## Direction
Repeat the listing in full, preserving every character.
^^^^^^^^
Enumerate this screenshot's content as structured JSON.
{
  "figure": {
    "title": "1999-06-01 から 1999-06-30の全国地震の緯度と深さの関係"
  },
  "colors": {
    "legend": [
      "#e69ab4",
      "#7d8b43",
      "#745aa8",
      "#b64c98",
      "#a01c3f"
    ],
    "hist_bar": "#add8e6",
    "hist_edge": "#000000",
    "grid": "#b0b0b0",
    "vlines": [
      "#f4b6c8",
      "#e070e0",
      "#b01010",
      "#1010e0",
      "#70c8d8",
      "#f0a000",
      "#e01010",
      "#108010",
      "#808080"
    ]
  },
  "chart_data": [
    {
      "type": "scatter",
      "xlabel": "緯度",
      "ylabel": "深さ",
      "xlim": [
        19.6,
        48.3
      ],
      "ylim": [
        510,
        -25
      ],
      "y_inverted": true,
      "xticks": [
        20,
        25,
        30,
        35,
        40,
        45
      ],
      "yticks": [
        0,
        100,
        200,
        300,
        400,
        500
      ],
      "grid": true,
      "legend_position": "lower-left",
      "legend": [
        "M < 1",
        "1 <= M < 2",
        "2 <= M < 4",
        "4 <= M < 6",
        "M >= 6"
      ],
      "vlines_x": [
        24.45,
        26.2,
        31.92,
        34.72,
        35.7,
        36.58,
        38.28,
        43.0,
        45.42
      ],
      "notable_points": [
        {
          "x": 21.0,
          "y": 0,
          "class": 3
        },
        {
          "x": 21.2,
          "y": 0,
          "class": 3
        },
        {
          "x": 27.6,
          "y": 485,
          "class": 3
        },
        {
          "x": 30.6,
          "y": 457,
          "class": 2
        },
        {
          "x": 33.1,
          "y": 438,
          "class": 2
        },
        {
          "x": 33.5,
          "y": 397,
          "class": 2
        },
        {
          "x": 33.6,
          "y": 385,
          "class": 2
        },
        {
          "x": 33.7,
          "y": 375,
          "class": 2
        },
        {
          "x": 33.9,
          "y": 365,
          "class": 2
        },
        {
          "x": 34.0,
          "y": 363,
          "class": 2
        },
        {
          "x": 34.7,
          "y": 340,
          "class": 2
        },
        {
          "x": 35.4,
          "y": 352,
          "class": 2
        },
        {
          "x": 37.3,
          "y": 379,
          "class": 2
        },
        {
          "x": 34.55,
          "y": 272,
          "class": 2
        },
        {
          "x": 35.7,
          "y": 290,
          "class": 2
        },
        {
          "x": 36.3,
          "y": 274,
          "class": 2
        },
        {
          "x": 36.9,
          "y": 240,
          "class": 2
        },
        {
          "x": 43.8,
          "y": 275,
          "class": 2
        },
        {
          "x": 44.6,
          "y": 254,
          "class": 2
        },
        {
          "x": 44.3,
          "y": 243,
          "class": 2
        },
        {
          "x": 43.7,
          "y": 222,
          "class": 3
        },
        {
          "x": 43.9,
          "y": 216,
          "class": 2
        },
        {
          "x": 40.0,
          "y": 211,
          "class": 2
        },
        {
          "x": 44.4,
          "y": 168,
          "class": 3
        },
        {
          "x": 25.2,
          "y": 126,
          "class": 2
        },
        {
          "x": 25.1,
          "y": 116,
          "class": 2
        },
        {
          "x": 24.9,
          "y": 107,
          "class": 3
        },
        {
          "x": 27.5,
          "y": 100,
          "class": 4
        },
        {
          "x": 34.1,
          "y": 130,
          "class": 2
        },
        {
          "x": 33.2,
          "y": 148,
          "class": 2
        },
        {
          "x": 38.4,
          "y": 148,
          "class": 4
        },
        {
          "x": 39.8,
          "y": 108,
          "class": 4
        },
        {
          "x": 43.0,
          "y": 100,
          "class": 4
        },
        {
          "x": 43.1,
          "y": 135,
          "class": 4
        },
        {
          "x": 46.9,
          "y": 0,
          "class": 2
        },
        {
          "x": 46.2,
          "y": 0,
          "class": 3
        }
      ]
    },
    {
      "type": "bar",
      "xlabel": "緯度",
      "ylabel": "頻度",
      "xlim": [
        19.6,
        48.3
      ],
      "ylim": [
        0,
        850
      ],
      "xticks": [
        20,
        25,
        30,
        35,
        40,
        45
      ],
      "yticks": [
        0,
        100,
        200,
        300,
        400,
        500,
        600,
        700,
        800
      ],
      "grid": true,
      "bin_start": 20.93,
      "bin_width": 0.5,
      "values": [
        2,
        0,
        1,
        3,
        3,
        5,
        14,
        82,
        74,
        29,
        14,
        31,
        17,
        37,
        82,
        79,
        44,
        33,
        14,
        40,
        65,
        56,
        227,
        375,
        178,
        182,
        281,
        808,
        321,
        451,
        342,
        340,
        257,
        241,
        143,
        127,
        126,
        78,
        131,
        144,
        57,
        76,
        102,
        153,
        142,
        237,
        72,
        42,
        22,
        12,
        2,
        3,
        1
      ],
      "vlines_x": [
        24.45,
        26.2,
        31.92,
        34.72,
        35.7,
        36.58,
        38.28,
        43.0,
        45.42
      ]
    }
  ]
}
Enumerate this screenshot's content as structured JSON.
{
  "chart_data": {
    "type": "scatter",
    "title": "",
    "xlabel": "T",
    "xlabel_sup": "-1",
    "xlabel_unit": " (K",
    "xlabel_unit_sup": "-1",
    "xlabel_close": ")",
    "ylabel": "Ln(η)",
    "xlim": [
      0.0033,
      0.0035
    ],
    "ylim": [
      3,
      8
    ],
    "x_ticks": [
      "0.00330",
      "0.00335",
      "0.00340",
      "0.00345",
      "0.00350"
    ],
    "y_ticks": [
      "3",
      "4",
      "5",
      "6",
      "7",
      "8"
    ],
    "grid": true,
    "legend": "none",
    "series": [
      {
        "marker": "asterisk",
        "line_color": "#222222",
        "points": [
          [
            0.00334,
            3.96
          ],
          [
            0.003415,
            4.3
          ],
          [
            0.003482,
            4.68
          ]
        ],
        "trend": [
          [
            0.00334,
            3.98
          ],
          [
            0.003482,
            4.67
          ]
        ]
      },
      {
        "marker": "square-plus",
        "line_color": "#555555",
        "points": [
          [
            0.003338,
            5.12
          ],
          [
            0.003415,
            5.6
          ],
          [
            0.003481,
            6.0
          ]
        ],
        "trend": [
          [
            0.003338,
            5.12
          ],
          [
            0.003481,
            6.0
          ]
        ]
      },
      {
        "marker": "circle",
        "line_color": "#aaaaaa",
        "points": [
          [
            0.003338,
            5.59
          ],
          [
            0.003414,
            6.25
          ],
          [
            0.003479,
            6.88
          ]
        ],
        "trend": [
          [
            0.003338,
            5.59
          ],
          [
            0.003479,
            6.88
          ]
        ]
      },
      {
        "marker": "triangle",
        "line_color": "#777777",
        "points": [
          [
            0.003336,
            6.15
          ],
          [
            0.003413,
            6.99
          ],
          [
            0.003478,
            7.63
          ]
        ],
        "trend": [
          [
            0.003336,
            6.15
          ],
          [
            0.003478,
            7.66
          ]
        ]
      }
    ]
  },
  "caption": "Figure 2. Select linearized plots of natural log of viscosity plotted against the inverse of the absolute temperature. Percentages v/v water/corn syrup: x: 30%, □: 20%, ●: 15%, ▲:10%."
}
^^^^^^^^
## Task solution
Enumerate this screenshot's content as structured JSON.
{
  "figure": {
    "title": "1999-06-01 から 1999-06-30の全国地震の緯度と深さの関係"
  },
  "colors": {
    "legend": [
      "#e69ab4",
      "#7d8b43",
      "#745aa8",
      "#b64c98",
      "#a01c3f"
    ],
    "hist_bar": "#add8e6",
    "hist_edge": "#000000",
    "grid": "#b0b0b0",
    "vlines": [
      "#f4b6c8",
      "#e070e0",
      "#b01010",
      "#1010e0",
      "#70c8d8",
      "#f0a000",
      "#e01010",
      "#108010",
      "#808080"
    ]
  },
  "chart_data": [
    {
      "type": "scatter",
      "xlabel": "緯度",
      "ylabel": "深さ",
      "xlim": [
        19.6,
        48.3
      ],
      "ylim": [
        510,
        -25
      ],
      "y_inverted": true,
      "xticks": [
        20,
        25,
        30,
        35,
        40,
        45
      ],
      "yticks": [
        0,
        100,
        200,
        300,
        400,
        500
      ],
      "grid": true,
      "legend_position": "lower-left",
      "legend": [
        "M < 1",
        "1 <= M < 2",
        "2 <= M < 4",
        "4 <= M < 6",
        "M >= 6"
      ],
      "vlines_x": [
        24.45,
        26.2,
        31.92,
        34.72,
        35.7,
        36.58,
        38.28,
        43.0,
        45.42
      ],
      "notable_points": [
        {
          "x": 21.0,
          "y": 0,
          "class": 3
        },
        {
          "x": 21.2,
          "y": 0,
          "class": 3
        },
        {
          "x": 27.6,
          "y": 485,
          "class": 3
        },
        {
          "x": 30.6,
          "y": 457,
          "class": 2
        },
        {
          "x": 33.1,
          "y": 438,
          "class": 2
        },
        {
          "x": 33.5,
          "y": 397,
          "class": 2
        },
        {
          "x": 33.6,
          "y": 385,
          "class": 2
        },
        {
          "x": 33.7,
          "y": 375,
          "class": 2
        },
        {
          "x": 33.9,
          "y": 365,
          "class": 2
        },
        {
          "x": 34.0,
          "y": 363,
          "class": 2
        },
        {
          "x": 34.7,
          "y": 340,
          "class": 2
        },
        {
          "x": 35.4,
          "y": 352,
          "class": 2
        },
        {
          "x": 37.3,
          "y": 379,
          "class": 2
        },
        {
          "x": 34.55,
          "y": 272,
          "class": 2
        },
        {
          "x": 35.7,
          "y": 290,
          "class": 2
        },
        {
          "x": 36.3,
          "y": 274,
          "class": 2
        },
        {
          "x": 36.9,
          "y": 240,
          "class": 2
        },
        {
          "x": 43.8,
          "y": 275,
          "class": 2
        },
        {
          "x": 44.6,
          "y": 254,
          "class": 2
        },
        {
          "x": 44.3,
          "y": 243,
          "class": 2
        },
        {
          "x": 43.7,
          "y": 222,
          "class": 3
        },
        {
          "x": 43.9,
          "y": 216,
          "class": 2
        },
        {
          "x": 40.0,
          "y": 211,
          "class": 2
        },
        {
          "x": 44.4,
          "y": 168,
          "class": 3
        },
        {
          "x": 25.2,
          "y": 126,
          "class": 2
        },
        {
          "x": 25.1,
          "y": 116,
          "class": 2
        },
        {
          "x": 24.9,
          "y": 107,
          "class": 3
        },
        {
          "x": 27.5,
          "y": 100,
          "class": 4
        },
        {
          "x": 34.1,
          "y": 130,
          "class": 2
        },
        {
          "x": 33.2,
          "y": 148,
          "class": 2
        },
        {
          "x": 38.4,
          "y": 148,
          "class": 4
        },
        {
          "x": 39.8,
          "y": 108,
          "class": 4
        },
        {
          "x": 43.0,
          "y": 100,
          "class": 4
        },
        {
          "x": 43.1,
          "y": 135,
          "class": 4
        },
        {
          "x": 46.9,
          "y": 0,
          "class": 2
        },
        {
          "x": 46.2,
          "y": 0,
          "class": 3
        }
      ]
    },
    {
      "type": "bar",
      "xlabel": "緯度",
      "ylabel": "頻度",
      "xlim": [
        19.6,
        48.3
      ],
      "ylim": [
        0,
        850
      ],
      "xticks": [
        20,
        25,
        30,
        35,
        40,
        45
      ],
      "yticks": [
        0,
        100,
        200,
        300,
        400,
        500,
        600,
        700,
        800
      ],
      "grid": true,
      "bin_start": 20.93,
      "bin_width": 0.5,
      "values": [
        2,
        0,
        1,
        3,
        3,
        5,
        14,
        82,
        74,
        29,
        14,
        31,
        17,
        37,
        82,
        79,
        44,
        33,
        14,
        40,
        65,
        56,
        227,
        375,
        178,
        182,
        281,
        808,
        321,
        451,
        342,
        340,
        257,
        241,
        143,
        127,
        126,
        78,
        131,
        144,
        57,
        76,
        102,
        153,
        142,
        237,
        72,
        42,
        22,
        12,
        2,
        3,
        1
      ],
      "vlines_x": [
        24.45,
        26.2,
        31.92,
        34.72,
        35.7,
        36.58,
        38.28,
        43.0,
        45.42
      ]
    }
  ]
}
Enumerate this screenshot's content as structured JSON.
{
  "chart_data": {
    "type": "scatter",
    "title": "",
    "xlabel": "T",
    "xlabel_sup": "-1",
    "xlabel_unit": " (K",
    "xlabel_unit_sup": "-1",
    "xlabel_close": ")",
    "ylabel": "Ln(η)",
    "xlim": [
      0.0033,
      0.0035
    ],
    "ylim": [
      3,
      8
    ],
    "x_ticks": [
      "0.00330",
      "0.00335",
      "0.00340",
      "0.00345",
      "0.00350"
    ],
    "y_ticks": [
      "3",
      "4",
      "5",
      "6",
      "7",
      "8"
    ],
    "grid": true,
    "legend": "none",
    "series": [
      {
        "marker": "asterisk",
        "line_color": "#222222",
        "points": [
          [
            0.00334,
            3.96
          ],
          [
            0.003415,
            4.3
          ],
          [
            0.003482,
            4.68
          ]
        ],
        "trend": [
          [
            0.00334,
            3.98
          ],
          [
            0.003482,
            4.67
          ]
        ]
      },
      {
        "marker": "square-plus",
        "line_color": "#555555",
        "points": [
          [
            0.003338,
            5.12
          ],
          [
            0.003415,
            5.6
          ],
          [
            0.003481,
            6.0
          ]
        ],
        "trend": [
          [
            0.003338,
            5.12
          ],
          [
            0.003481,
            6.0
          ]
        ]
      },
      {
        "marker": "circle",
        "line_color": "#aaaaaa",
        "points": [
          [
            0.003338,
            5.59
          ],
          [
            0.003414,
            6.25
          ],
          [
            0.003479,
            6.88
          ]
        ],
        "trend": [
          [
            0.003338,
            5.59
          ],
          [
            0.003479,
            6.88
          ]
        ]
      },
      {
        "marker": "triangle",
        "line_color": "#777777",
        "points": [
          [
            0.003336,
            6.15
          ],
          [
            0.003413,
            6.99
          ],
          [
            0.003478,
            7.63
          ]
        ],
        "trend": [
          [
            0.003336,
            6.15
          ],
          [
            0.003478,
            7.66
          ]
        ]
      }
    ]
  },
  "caption": "Figure 2. Select linearized plots of natural log of viscosity plotted against the inverse of the absolute temperature. Percentages v/v water/corn syrup: x: 30%, □: 20%, ●: 15%, ▲:10%."
}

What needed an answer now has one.